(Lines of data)

+-------+

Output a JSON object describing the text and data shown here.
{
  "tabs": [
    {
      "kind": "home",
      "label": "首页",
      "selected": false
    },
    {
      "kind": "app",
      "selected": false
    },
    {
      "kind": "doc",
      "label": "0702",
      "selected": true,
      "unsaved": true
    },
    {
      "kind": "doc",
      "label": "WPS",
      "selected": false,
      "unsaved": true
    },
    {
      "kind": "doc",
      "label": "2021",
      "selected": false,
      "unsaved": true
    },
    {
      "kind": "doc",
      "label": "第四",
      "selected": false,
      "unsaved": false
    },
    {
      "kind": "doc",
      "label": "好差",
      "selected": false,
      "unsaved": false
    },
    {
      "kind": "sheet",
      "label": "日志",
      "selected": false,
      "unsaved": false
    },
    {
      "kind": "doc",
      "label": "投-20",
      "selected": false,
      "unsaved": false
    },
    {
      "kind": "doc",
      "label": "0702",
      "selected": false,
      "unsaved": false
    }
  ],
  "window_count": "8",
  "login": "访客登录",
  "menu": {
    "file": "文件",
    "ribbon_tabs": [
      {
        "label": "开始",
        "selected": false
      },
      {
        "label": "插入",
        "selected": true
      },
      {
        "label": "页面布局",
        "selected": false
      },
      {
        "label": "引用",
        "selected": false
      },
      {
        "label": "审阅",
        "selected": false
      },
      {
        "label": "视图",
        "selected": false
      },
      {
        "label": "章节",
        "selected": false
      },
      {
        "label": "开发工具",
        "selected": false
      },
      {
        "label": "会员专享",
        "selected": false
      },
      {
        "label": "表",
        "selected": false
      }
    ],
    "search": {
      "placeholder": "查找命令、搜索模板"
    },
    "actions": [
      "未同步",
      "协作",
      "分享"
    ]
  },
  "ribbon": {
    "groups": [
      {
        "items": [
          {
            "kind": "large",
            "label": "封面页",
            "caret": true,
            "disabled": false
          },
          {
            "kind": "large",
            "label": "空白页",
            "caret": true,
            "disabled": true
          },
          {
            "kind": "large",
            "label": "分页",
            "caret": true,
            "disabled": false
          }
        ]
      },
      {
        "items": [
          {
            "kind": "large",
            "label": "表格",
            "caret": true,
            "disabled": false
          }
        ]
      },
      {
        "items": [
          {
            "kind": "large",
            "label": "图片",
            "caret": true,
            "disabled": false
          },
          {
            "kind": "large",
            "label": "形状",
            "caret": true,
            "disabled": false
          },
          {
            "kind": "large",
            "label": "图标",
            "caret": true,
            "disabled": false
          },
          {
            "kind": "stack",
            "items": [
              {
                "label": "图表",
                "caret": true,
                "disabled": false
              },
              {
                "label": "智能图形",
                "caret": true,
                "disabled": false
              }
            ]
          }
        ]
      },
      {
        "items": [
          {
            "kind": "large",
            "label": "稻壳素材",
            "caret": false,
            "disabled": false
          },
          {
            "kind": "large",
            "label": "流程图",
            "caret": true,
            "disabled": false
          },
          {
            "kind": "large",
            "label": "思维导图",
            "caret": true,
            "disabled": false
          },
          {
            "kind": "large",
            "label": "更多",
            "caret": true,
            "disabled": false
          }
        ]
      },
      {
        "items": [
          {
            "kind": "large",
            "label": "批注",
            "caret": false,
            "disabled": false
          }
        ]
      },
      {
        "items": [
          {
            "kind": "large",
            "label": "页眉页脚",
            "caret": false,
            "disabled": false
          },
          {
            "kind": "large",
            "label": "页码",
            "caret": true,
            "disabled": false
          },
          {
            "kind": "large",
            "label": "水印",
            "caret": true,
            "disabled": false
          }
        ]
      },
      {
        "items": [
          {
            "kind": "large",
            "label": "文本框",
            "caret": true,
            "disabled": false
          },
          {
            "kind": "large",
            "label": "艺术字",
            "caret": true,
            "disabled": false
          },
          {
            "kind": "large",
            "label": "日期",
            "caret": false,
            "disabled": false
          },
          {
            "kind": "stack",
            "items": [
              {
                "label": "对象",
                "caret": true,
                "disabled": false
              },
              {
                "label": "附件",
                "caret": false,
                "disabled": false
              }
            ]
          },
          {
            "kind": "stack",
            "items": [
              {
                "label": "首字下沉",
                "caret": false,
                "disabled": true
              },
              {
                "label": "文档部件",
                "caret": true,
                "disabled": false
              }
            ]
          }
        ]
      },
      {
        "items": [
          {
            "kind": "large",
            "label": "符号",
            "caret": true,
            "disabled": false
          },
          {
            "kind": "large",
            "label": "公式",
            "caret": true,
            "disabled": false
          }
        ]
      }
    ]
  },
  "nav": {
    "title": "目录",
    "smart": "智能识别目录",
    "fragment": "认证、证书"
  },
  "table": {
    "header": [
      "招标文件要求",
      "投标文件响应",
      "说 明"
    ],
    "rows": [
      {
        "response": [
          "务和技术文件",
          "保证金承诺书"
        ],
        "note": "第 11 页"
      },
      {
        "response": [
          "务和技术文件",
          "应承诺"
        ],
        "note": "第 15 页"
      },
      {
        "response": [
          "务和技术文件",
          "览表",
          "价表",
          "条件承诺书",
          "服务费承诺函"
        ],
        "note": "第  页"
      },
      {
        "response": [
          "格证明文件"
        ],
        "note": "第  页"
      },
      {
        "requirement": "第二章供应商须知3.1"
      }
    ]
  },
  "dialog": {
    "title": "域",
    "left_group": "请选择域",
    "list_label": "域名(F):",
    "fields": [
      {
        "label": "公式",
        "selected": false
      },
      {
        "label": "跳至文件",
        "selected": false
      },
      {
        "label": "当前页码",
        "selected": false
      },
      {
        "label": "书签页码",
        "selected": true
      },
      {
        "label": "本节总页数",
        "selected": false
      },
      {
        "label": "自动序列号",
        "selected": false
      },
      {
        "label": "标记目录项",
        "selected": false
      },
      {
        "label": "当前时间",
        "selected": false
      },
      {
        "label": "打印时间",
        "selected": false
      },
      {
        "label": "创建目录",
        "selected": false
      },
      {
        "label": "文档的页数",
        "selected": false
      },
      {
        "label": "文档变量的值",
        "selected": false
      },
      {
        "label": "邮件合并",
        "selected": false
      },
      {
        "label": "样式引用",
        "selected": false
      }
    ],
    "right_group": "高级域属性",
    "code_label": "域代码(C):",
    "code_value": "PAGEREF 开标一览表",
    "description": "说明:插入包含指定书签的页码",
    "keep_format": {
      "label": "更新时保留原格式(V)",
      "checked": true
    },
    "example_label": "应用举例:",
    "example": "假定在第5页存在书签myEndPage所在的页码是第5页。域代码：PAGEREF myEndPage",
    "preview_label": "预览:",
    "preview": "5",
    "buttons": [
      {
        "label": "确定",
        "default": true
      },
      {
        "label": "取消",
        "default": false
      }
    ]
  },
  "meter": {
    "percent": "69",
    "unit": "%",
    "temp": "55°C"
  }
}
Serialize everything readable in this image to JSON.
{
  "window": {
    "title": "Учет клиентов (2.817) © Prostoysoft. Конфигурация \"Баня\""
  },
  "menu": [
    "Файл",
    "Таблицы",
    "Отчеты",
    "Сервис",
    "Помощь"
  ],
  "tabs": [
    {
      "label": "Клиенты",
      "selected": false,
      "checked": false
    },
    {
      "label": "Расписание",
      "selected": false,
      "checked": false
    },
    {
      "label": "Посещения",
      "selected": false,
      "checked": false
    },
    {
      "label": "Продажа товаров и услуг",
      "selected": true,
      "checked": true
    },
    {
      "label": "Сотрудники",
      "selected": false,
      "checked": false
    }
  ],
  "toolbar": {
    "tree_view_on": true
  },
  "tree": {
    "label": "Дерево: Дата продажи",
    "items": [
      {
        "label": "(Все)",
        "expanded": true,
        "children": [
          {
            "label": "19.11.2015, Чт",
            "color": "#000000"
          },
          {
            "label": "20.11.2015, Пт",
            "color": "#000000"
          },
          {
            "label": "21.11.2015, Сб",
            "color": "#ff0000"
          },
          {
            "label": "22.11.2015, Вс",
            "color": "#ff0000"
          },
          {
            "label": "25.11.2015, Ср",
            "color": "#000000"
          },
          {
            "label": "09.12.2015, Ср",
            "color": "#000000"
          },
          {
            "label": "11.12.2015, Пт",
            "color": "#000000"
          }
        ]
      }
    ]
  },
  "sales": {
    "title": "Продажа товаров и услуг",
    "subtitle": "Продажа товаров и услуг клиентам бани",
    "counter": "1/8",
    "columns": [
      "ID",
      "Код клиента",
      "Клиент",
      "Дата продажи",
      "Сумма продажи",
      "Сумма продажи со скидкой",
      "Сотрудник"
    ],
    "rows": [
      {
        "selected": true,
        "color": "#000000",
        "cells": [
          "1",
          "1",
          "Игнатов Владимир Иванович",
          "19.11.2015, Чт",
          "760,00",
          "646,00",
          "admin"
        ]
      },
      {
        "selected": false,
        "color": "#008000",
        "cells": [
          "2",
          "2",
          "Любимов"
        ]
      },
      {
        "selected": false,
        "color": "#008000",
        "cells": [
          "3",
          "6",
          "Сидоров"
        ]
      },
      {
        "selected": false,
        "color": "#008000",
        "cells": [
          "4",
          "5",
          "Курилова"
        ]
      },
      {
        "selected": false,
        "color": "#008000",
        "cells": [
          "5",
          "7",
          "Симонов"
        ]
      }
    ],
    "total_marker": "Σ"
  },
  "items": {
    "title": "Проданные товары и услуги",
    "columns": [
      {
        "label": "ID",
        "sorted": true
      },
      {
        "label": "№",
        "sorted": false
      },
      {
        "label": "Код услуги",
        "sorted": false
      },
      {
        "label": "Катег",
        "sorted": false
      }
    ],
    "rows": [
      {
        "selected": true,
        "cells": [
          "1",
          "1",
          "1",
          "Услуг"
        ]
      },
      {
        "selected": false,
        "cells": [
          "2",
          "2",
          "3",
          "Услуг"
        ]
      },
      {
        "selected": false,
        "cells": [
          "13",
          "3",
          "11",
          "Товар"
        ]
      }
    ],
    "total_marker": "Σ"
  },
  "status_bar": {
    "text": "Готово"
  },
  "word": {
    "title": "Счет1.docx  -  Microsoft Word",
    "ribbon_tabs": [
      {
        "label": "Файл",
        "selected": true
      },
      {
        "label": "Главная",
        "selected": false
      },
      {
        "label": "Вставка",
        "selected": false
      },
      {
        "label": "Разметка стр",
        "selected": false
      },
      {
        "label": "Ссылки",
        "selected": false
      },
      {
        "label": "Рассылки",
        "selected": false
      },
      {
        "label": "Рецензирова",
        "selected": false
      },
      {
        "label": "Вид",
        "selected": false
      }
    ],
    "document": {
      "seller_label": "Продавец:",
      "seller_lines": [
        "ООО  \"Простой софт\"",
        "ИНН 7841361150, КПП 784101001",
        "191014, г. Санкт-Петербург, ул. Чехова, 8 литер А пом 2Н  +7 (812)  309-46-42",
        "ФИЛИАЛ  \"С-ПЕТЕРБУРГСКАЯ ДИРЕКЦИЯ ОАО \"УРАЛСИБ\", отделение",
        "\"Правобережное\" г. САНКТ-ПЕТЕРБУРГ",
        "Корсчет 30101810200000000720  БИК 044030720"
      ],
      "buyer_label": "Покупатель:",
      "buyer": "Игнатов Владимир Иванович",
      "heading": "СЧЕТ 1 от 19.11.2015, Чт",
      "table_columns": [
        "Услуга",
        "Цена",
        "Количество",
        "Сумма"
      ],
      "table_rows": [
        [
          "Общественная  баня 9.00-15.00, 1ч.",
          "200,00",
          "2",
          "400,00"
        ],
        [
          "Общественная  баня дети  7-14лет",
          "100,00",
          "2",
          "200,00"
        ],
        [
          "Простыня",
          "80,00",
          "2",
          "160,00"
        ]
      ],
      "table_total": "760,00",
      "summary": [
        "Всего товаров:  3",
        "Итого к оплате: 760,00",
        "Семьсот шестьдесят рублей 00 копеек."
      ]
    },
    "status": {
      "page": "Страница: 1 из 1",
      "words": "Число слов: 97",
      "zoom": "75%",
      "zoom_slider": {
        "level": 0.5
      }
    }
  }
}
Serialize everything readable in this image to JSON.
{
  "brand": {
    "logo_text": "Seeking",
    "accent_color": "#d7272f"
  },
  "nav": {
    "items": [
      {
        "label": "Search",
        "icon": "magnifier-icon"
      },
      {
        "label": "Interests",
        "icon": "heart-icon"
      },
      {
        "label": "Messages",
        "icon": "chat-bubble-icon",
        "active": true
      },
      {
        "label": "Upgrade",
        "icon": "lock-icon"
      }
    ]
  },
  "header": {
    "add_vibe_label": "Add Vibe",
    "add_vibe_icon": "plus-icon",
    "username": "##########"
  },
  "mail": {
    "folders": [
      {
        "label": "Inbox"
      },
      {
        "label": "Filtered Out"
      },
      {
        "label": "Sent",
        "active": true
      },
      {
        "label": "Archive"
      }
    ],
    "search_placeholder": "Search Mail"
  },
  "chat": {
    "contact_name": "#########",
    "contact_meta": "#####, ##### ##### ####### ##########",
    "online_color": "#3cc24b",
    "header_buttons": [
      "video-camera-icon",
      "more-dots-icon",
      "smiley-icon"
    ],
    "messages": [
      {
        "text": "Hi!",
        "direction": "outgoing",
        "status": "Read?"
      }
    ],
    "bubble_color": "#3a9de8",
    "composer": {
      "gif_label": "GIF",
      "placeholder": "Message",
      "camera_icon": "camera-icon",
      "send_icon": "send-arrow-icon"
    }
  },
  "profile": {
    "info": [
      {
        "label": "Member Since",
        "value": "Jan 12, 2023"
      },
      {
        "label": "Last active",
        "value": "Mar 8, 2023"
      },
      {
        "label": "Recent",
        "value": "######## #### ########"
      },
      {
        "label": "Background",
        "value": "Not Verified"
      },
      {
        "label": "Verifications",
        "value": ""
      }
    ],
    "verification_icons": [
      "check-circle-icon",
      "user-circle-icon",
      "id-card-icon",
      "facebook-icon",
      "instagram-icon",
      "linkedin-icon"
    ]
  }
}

+-------+

■ GIVEN REQUEST ■
Identify the lines that hold the word "Сумма". Copy every one of them.

■ THE RESULT ■
      "Сумма продажи",
      "Сумма продажи со скидкой",
        "Сумма"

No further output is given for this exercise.